(Box coordinate listings)

===============

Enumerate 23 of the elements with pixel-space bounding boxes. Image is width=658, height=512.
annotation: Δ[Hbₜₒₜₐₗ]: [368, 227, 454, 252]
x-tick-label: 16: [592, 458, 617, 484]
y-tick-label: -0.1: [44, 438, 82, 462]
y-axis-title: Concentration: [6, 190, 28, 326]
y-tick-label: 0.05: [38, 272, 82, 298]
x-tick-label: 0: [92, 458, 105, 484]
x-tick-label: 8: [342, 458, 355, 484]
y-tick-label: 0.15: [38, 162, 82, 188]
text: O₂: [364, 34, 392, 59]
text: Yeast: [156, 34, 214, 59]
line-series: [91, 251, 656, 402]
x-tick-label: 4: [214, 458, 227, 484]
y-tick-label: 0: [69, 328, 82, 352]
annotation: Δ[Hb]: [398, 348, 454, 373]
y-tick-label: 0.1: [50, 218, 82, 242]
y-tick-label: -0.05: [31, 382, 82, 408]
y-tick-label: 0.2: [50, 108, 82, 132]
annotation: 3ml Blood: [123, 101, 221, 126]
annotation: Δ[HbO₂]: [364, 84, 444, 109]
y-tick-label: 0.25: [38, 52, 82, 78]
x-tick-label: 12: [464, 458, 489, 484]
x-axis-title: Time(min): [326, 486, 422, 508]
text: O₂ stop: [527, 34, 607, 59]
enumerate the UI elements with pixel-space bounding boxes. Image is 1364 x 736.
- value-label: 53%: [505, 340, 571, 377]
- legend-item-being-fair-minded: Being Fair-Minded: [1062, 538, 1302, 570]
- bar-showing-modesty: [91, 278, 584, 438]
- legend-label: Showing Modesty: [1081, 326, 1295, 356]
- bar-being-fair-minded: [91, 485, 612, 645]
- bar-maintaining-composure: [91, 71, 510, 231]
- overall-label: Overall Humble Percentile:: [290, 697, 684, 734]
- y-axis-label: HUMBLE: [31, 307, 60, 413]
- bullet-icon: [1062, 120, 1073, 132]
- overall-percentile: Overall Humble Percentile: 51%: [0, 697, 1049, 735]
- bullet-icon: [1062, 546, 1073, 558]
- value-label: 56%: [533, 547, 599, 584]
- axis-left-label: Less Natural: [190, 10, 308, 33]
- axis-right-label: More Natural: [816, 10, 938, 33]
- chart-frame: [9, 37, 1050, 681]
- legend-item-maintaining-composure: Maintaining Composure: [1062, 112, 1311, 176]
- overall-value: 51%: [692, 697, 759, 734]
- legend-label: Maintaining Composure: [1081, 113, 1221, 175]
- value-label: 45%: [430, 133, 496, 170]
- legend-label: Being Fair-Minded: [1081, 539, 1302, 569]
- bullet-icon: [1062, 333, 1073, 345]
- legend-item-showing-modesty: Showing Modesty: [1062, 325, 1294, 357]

===============

### Task to carry out
Reproduce every line of the material above, swapping each "value-label" for "percent-label" and changing nothing else.

### Output for this task
Enumerate 23 of the elements with pixel-space bounding boxes. Image is width=658, height=512.
annotation: Δ[Hbₜₒₜₐₗ]: [368, 227, 454, 252]
x-tick-label: 16: [592, 458, 617, 484]
y-tick-label: -0.1: [44, 438, 82, 462]
y-axis-title: Concentration: [6, 190, 28, 326]
y-tick-label: 0.05: [38, 272, 82, 298]
x-tick-label: 0: [92, 458, 105, 484]
x-tick-label: 8: [342, 458, 355, 484]
y-tick-label: 0.15: [38, 162, 82, 188]
text: O₂: [364, 34, 392, 59]
text: Yeast: [156, 34, 214, 59]
line-series: [91, 251, 656, 402]
x-tick-label: 4: [214, 458, 227, 484]
y-tick-label: 0: [69, 328, 82, 352]
annotation: Δ[Hb]: [398, 348, 454, 373]
y-tick-label: 0.1: [50, 218, 82, 242]
y-tick-label: -0.05: [31, 382, 82, 408]
y-tick-label: 0.2: [50, 108, 82, 132]
annotation: 3ml Blood: [123, 101, 221, 126]
annotation: Δ[HbO₂]: [364, 84, 444, 109]
y-tick-label: 0.25: [38, 52, 82, 78]
x-tick-label: 12: [464, 458, 489, 484]
x-axis-title: Time(min): [326, 486, 422, 508]
text: O₂ stop: [527, 34, 607, 59]
enumerate the UI elements with pixel-space bounding boxes. Image is 1364 x 736.
- percent-label: 53%: [505, 340, 571, 377]
- legend-item-being-fair-minded: Being Fair-Minded: [1062, 538, 1302, 570]
- bar-showing-modesty: [91, 278, 584, 438]
- legend-label: Showing Modesty: [1081, 326, 1295, 356]
- bar-being-fair-minded: [91, 485, 612, 645]
- bar-maintaining-composure: [91, 71, 510, 231]
- overall-label: Overall Humble Percentile:: [290, 697, 684, 734]
- y-axis-label: HUMBLE: [31, 307, 60, 413]
- bullet-icon: [1062, 120, 1073, 132]
- overall-percentile: Overall Humble Percentile: 51%: [0, 697, 1049, 735]
- bullet-icon: [1062, 546, 1073, 558]
- percent-label: 56%: [533, 547, 599, 584]
- axis-left-label: Less Natural: [190, 10, 308, 33]
- axis-right-label: More Natural: [816, 10, 938, 33]
- chart-frame: [9, 37, 1050, 681]
- legend-item-maintaining-composure: Maintaining Composure: [1062, 112, 1311, 176]
- overall-value: 51%: [692, 697, 759, 734]
- legend-label: Maintaining Composure: [1081, 113, 1221, 175]
- percent-label: 45%: [430, 133, 496, 170]
- legend-label: Being Fair-Minded: [1081, 539, 1302, 569]
- bullet-icon: [1062, 333, 1073, 345]
- legend-item-showing-modesty: Showing Modesty: [1062, 325, 1294, 357]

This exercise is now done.